(Deine Aufgabe):
Gib aus dem Trainingsbericht den Abschnitt wortgetreu wieder, der mit den Worten „Entsprechend spulten die“ einsetzt und mit „Kopfball überwinden mussten.“ schließt.

06.05.2026
Training

Grahl tastet sich zurück

27 Adlerträger erhöhen zwei Tage vor dem Spiel in Dortmund die Schlagzahl. Das Trainerteam fordert nahezu alle Offensivfacetten ein und fördert den Wettkampfgedanken.

Noch zwei Spiele bis zum Ende der Saison, noch zwei Tage bis zum Start in den 33. Spieltag – und noch zwei Spieler im Wartestand. Mit nahezu voller Kapelle eröffnete das Trainerteam um Chefcoach Albert Riera die rund 75-minütige Einheit am Mittwoch. Jens Grahl kehrte zwei Wochen nach seiner Oberschenkelverletzung zurück auf Platz sechs im Deutsche Bank Park und machte Torwart- wie Torschussübungen mit. Somit bleibt mit Nnamdi Collins ein Reha-Patient, der seit März an einer Sprunggelenksverletzung laboriert. Außerdem fehlte Elias Baum wegen einer Abiturprüfung.

Auf einen Lerneffekt aus den vergangenen Spielen setzen die Eintracht-Beteiligten auch mit Blick auf das Freitagabendspiel bei Borussia Dortmund, damit im Abschlusszeugnis, um im Abi-Bild zu bleiben, die Versetzung in den Europapokal realistisch bleibt.

Entsprechend spulten die 27 Adlerträger am Mittwoch gewissermaßen das volle Fußballalphabet herunter. Klein-klein auf engstem Raum, Kurzpassfolgen auf kleine Tore, Spielaufbau inklusive Abschluss auf die großen Gehäuse, Flanken hier, Abschlüsse von der Strafraumkante da. Immer wieder garniert mit einem kleinen Turniermodus – treffen oder ausscheiden. Angefangen beim Warm-up, als sich die Frankfurter Fußballer im Jung-gegen-alt-Modus per Kopfball überwinden mussten.

Vieles Kopfsache, gerade in Dortmund, wo in den vergangenen 14 Gastspielen ein Sieg heraussprang. Reizpunkte sind gesetzt.

(Aufgelistete Einträge):
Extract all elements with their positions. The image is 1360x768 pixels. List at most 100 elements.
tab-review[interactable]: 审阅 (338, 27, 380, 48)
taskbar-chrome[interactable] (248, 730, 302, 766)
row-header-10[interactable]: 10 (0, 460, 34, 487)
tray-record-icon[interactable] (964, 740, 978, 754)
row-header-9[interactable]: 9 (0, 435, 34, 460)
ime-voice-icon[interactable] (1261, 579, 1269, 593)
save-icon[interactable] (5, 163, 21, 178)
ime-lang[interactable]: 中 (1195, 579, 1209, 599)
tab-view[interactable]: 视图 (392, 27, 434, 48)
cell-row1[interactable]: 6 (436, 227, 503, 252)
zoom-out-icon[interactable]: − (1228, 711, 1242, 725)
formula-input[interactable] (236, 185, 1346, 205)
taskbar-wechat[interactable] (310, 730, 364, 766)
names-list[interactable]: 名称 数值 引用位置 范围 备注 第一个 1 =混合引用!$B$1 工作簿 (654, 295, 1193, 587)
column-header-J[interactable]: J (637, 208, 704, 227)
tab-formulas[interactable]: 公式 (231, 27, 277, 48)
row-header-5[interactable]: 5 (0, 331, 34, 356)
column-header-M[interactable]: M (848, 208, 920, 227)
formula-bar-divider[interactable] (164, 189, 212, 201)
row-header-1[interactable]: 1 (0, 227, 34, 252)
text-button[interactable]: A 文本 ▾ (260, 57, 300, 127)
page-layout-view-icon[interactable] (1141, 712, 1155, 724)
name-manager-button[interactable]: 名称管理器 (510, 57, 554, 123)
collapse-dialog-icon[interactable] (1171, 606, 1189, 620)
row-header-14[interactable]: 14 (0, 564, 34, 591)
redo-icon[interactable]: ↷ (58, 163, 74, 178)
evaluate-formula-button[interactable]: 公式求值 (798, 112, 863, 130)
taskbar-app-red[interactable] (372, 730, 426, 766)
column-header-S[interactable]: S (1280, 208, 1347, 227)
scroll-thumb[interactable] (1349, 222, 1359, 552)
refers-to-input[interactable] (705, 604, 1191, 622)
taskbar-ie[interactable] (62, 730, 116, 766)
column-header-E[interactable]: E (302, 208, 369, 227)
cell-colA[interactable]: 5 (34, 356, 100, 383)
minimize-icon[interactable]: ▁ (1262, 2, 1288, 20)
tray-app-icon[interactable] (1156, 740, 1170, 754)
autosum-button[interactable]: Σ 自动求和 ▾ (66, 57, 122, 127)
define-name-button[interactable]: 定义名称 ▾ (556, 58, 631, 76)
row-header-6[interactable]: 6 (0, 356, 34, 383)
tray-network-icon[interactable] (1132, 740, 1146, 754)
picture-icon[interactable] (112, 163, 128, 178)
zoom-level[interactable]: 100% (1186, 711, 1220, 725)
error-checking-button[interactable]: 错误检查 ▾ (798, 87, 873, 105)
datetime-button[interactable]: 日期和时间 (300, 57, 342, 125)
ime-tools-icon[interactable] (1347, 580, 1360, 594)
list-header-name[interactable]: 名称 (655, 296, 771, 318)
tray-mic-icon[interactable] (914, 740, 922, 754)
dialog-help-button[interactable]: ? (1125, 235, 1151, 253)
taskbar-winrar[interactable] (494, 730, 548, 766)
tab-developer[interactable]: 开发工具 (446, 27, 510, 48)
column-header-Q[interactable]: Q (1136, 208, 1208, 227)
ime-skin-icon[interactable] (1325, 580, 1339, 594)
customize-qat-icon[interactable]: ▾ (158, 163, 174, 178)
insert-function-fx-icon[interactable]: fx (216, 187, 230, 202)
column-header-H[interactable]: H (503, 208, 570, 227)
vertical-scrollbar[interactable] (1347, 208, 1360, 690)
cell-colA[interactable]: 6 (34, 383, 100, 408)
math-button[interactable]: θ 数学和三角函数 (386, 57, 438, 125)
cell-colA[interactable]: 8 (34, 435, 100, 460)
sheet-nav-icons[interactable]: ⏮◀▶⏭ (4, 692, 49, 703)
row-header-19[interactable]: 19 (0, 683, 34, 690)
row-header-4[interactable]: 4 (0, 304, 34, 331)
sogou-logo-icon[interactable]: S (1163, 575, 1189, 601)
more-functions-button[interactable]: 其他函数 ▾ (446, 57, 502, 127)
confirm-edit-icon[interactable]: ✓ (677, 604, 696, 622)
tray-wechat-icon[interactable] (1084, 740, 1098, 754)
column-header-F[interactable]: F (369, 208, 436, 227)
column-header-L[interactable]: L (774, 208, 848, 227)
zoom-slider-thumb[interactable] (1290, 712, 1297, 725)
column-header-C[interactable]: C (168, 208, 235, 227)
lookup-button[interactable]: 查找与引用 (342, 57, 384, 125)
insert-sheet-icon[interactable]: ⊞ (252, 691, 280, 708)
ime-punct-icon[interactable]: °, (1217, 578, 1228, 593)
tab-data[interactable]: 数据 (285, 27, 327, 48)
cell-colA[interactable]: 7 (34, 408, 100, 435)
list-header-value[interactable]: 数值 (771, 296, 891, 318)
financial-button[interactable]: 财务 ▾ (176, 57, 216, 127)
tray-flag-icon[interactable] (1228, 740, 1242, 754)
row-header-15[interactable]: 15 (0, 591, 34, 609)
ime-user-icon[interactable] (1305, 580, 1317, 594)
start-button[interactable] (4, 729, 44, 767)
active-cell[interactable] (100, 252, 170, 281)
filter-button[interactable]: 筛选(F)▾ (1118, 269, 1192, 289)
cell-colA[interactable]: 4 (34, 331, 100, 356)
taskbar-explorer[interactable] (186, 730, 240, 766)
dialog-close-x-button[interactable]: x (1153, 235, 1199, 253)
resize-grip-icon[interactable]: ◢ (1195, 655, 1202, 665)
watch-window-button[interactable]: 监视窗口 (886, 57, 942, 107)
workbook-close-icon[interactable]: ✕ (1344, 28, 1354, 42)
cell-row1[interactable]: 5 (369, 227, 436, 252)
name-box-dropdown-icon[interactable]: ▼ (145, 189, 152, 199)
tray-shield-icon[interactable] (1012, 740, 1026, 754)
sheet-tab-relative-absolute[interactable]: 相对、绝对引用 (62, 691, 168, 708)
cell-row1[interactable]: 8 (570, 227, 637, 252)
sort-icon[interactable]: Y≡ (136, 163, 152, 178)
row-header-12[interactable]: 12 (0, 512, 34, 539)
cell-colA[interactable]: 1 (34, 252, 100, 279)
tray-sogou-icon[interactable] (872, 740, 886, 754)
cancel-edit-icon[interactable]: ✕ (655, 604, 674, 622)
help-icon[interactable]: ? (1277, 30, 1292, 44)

(Die Antwort):
Entsprechend spulten die 27 Adlerträger am Mittwoch gewissermaßen das volle Fußballalphabet herunter. Klein-klein auf engstem Raum, Kurzpassfolgen auf kleine Tore, Spielaufbau inklusive Abschluss auf die großen Gehäuse, Flanken hier, Abschlüsse von der Strafraumkante da. Immer wieder garniert mit einem kleinen Turniermodus – treffen oder ausscheiden. Angefangen beim Warm-up, als sich die Frankfurter Fußballer im Jung-gegen-alt-Modus per Kopfball überwinden mussten.